- [Task description]
Gather all lines in the records below that include the word "orqali".

- [Record excerpts]
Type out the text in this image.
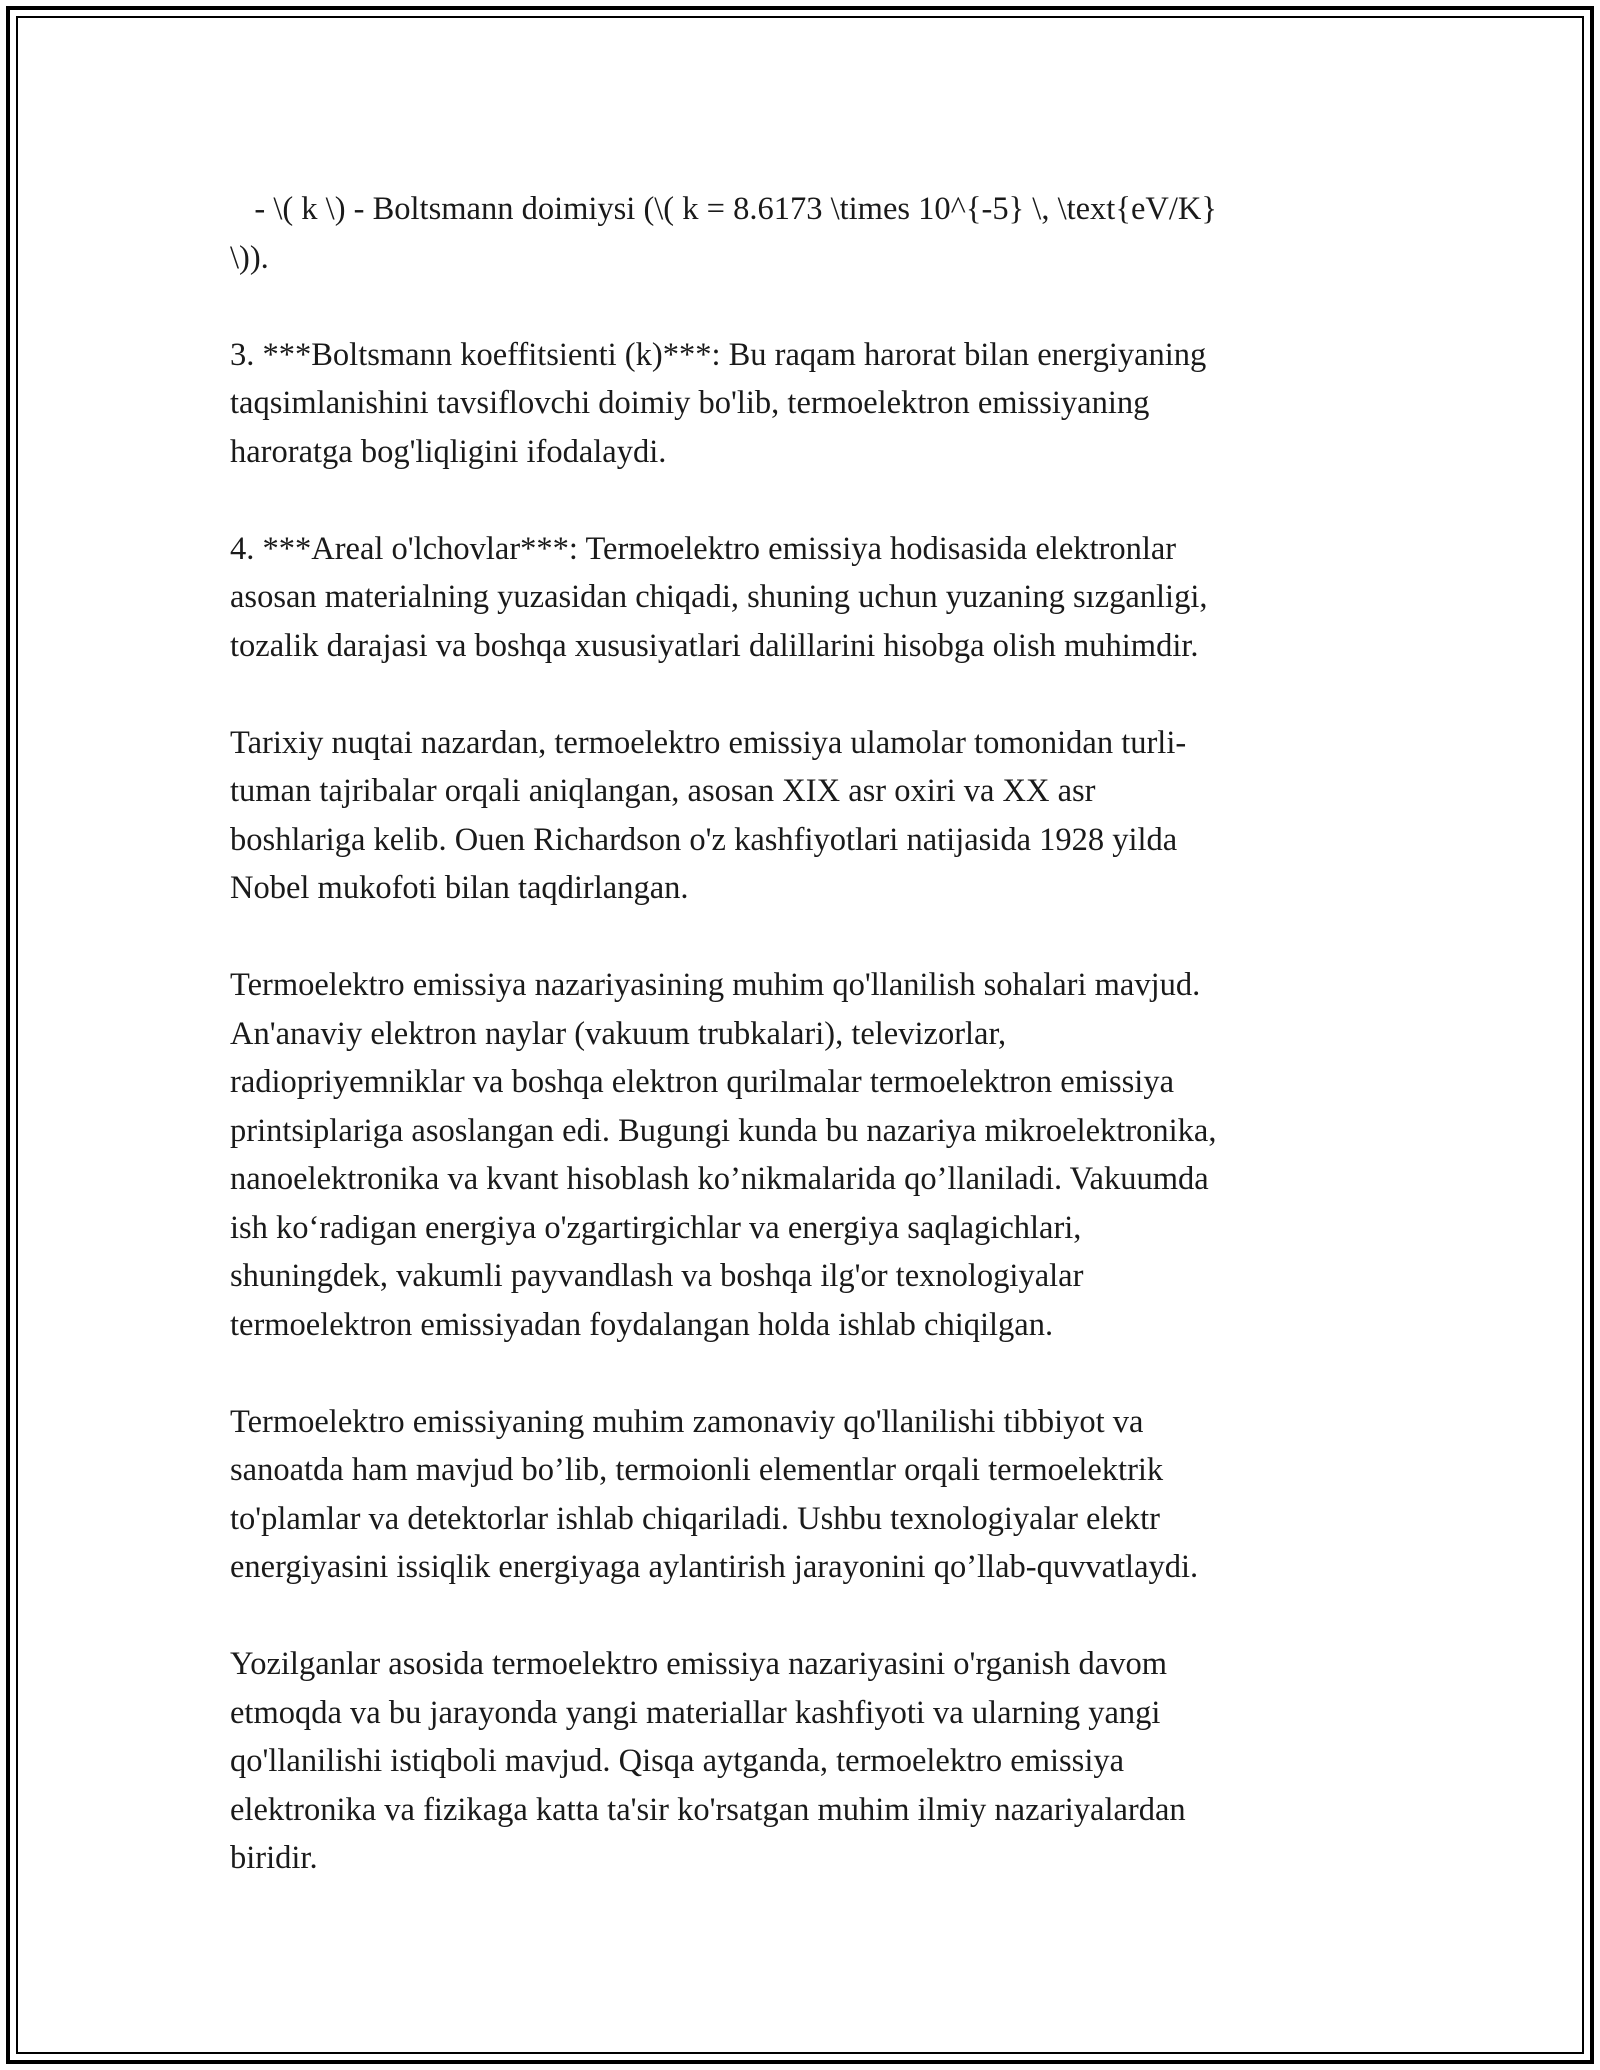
- \( k \) - Boltsmann doimiysi (\( k = 8.6173 \times 10^{-5} \, \text{eV/K}
\)).

3. ***Boltsmann koeffitsienti (k)***: Bu raqam harorat bilan energiyaning
taqsimlanishini tavsiflovchi doimiy bo'lib, termoelektron emissiyaning
haroratga bog'liqligini ifodalaydi.

4. ***Areal o'lchovlar***: Termoelektro emissiya hodisasida elektronlar
asosan materialning yuzasidan chiqadi, shuning uchun yuzaning sızganligi,
tozalik darajasi va boshqa xususiyatlari dalillarini hisobga olish muhimdir.

Tarixiy nuqtai nazardan, termoelektro emissiya ulamolar tomonidan turli-
tuman tajribalar orqali aniqlangan, asosan XIX asr oxiri va XX asr
boshlariga kelib. Ouen Richardson o'z kashfiyotlari natijasida 1928 yilda
Nobel mukofoti bilan taqdirlangan.

Termoelektro emissiya nazariyasining muhim qo'llanilish sohalari mavjud.
An'anaviy elektron naylar (vakuum trubkalari), televizorlar,
radiopriyemniklar va boshqa elektron qurilmalar termoelektron emissiya
printsiplariga asoslangan edi. Bugungi kunda bu nazariya mikroelektronika,
nanoelektronika va kvant hisoblash ko’nikmalarida qo’llaniladi. Vakuumda
ish ko‘radigan energiya o'zgartirgichlar va energiya saqlagichlari,
shuningdek, vakumli payvandlash va boshqa ilg'or texnologiyalar
termoelektron emissiyadan foydalangan holda ishlab chiqilgan.

Termoelektro emissiyaning muhim zamonaviy qo'llanilishi tibbiyot va
sanoatda ham mavjud bo’lib, termoionli elementlar orqali termoelektrik
to'plamlar va detektorlar ishlab chiqariladi. Ushbu texnologiyalar elektr
energiyasini issiqlik energiyaga aylantirish jarayonini qo’llab-quvvatlaydi.

Yozilganlar asosida termoelektro emissiya nazariyasini o'rganish davom
etmoqda va bu jarayonda yangi materiallar kashfiyoti va ularning yangi
qo'llanilishi istiqboli mavjud. Qisqa aytganda, termoelektro emissiya
elektronika va fizikaga katta ta'sir ko'rsatgan muhim ilmiy nazariyalardan
biridir.
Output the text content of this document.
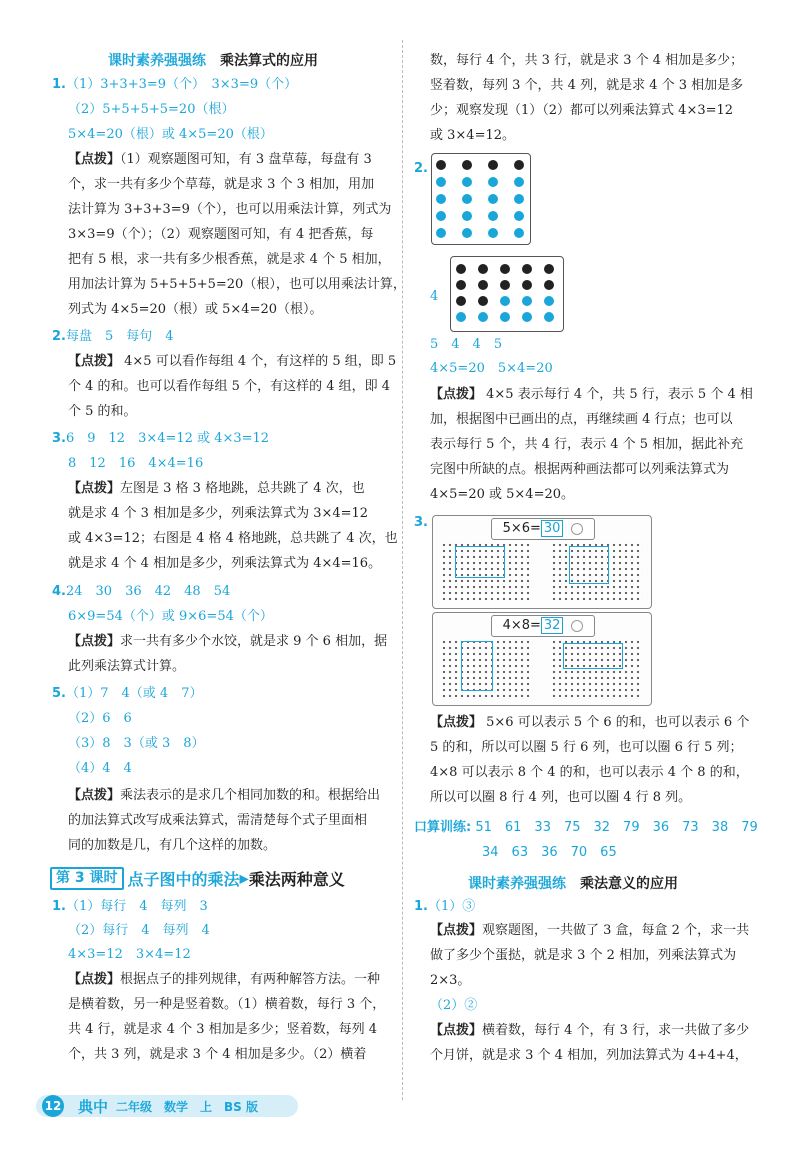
课时素养强强练 乘法算式的应用
1.（1）3+3+3=9（个）　3×3=9（个）
（2）5+5+5+5=20（根）
5×4=20（根）或 4×5=20（根）
【点拨】（1）观察题图可知，有 3 盘草莓，每盘有 3
个，求一共有多少个草莓，就是求 3 个 3 相加，用加
法计算为 3+3+3=9（个），也可以用乘法计算，列式为
3×3=9（个）；（2）观察题图可知，有 4 把香蕉，每
把有 5 根，求一共有多少根香蕉，就是求 4 个 5 相加，
用加法计算为 5+5+5+5=20（根），也可以用乘法计算，
列式为 4×5=20（根）或 5×4=20（根）。
2.每盘　5　每句　4
【点拨】 4×5 可以看作每组 4 个，有这样的 5 组，即 5
个 4 的和。也可以看作每组 5 个，有这样的 4 组，即 4
个 5 的和。
3.6　9　12　3×4=12 或 4×3=12
8　12　16　4×4=16
【点拨】左图是 3 格 3 格地跳，总共跳了 4 次，也
就是求 4 个 3 相加是多少，列乘法算式为 3×4=12
或 4×3=12；右图是 4 格 4 格地跳，总共跳了 4 次，也
就是求 4 个 4 相加是多少，列乘法算式为 4×4=16。
4.24　30　36　42　48　54
6×9=54（个）或 9×6=54（个）
【点拨】求一共有多少个水饺，就是求 9 个 6 相加，据
此列乘法算式计算。
5.（1）7　4（或 4　7）
（2）6　6
（3）8　3（或 3　8）
（4）4　4
【点拨】乘法表示的是求几个相同加数的和。根据给出
的加法算式改写成乘法算式，需清楚每个式子里面相
同的加数是几，有几个这样的加数。
第 3 课时 点子图中的乘法▶乘法两种意义
1.（1）每行　4　每列　3
（2）每行　4　每列　4
4×3=12　3×4=12
【点拨】根据点子的排列规律，有两种解答方法。一种
是横着数，另一种是竖着数。（1）横着数，每行 3 个，
共 4 行，就是求 4 个 3 相加是多少；竖着数，每列 4
个，共 3 列，就是求 3 个 4 相加是多少。（2）横着
数，每行 4 个，共 3 行，就是求 3 个 4 相加是多少；
竖着数，每列 3 个，共 4 列，就是求 4 个 3 相加是多
少；观察发现（1）（2）都可以列乘法算式 4×3=12
或 3×4=12。
2.
4
5　4　4　5
4×5=20　5×4=20
【点拨】 4×5 表示每行 4 个，共 5 行，表示 5 个 4 相
加，根据图中已画出的点，再继续画 4 行点；也可以
表示每行 5 个，共 4 行，表示 4 个 5 相加，据此补充
完图中所缺的点。根据两种画法都可以列乘法算式为
4×5=20 或 5×4=20。
3.	5×6= 30
4×8= 32
【点拨】 5×6 可以表示 5 个 6 的和，也可以表示 6 个
5 的和，所以可以圈 5 行 6 列，也可以圈 6 行 5 列；
4×8 可以表示 8 个 4 的和，也可以表示 4 个 8 的和，
所以可以圈 8 行 4 列，也可以圈 4 行 8 列。
口算训练: 51　61　33　75　32　79　36　73　38　79
34　63　36　70　65
课时素养强强练 乘法意义的应用
1.（1）③
【点拨】观察题图，一共做了 3 盒，每盒 2 个，求一共
做了多少个蛋挞，就是求 3 个 2 相加，列乘法算式为
2×3。
（2）②
【点拨】横着数，每行 4 个，有 3 行，求一共做了多少
个月饼，就是求 3 个 4 相加，列加法算式为 4+4+4，
12 典中 二年级　数学　上　BS 版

- [Output below]
tuman tajribalar orqali aniqlangan, asosan XIX asr oxiri va XX asr
sanoatda ham mavjud bo’lib, termoionli elementlar orqali termoelektrik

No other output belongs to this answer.